▶ _Given instruction_
Find the word "toolbar" in the material below and gather every line that contains it.
---------- Task material ----------
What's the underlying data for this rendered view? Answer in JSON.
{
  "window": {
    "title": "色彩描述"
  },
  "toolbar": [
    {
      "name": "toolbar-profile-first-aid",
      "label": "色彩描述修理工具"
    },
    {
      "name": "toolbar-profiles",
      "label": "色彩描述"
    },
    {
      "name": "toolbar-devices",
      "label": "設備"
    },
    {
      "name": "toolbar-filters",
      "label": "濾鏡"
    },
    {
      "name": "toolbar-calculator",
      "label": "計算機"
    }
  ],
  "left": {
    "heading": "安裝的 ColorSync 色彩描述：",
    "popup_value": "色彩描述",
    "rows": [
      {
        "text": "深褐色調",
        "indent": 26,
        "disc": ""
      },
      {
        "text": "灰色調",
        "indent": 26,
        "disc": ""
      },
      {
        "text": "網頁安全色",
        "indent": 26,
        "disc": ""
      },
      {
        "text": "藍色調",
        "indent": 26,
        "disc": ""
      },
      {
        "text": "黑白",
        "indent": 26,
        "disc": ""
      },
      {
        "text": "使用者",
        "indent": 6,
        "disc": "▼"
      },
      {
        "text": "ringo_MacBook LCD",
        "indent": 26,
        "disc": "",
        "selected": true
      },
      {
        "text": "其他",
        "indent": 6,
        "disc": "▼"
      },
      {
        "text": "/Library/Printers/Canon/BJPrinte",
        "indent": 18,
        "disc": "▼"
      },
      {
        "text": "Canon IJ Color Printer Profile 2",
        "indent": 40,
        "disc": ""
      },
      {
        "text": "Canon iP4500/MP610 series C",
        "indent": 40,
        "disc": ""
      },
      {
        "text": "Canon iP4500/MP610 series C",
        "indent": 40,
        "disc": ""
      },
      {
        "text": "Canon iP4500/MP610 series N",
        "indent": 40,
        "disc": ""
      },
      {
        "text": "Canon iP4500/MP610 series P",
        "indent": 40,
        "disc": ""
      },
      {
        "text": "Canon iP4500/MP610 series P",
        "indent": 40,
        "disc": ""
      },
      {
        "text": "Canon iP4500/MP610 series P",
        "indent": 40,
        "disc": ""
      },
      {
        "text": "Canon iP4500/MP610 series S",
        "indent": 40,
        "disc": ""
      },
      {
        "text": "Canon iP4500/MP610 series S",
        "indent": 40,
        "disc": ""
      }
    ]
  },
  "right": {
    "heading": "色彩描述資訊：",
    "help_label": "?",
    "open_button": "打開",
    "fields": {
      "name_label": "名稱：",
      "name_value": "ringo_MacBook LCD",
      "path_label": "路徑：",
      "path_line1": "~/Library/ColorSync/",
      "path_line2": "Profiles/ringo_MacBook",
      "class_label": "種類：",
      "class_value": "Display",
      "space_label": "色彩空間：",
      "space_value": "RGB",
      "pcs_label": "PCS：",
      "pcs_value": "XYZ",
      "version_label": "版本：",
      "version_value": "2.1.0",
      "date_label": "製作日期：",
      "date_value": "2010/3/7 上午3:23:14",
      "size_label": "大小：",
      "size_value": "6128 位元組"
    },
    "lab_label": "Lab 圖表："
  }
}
----------
▶ _Final result_
  "toolbar": [
      "name": "toolbar-profile-first-aid",
      "name": "toolbar-profiles",
      "name": "toolbar-devices",
      "name": "toolbar-filters",
      "name": "toolbar-calculator",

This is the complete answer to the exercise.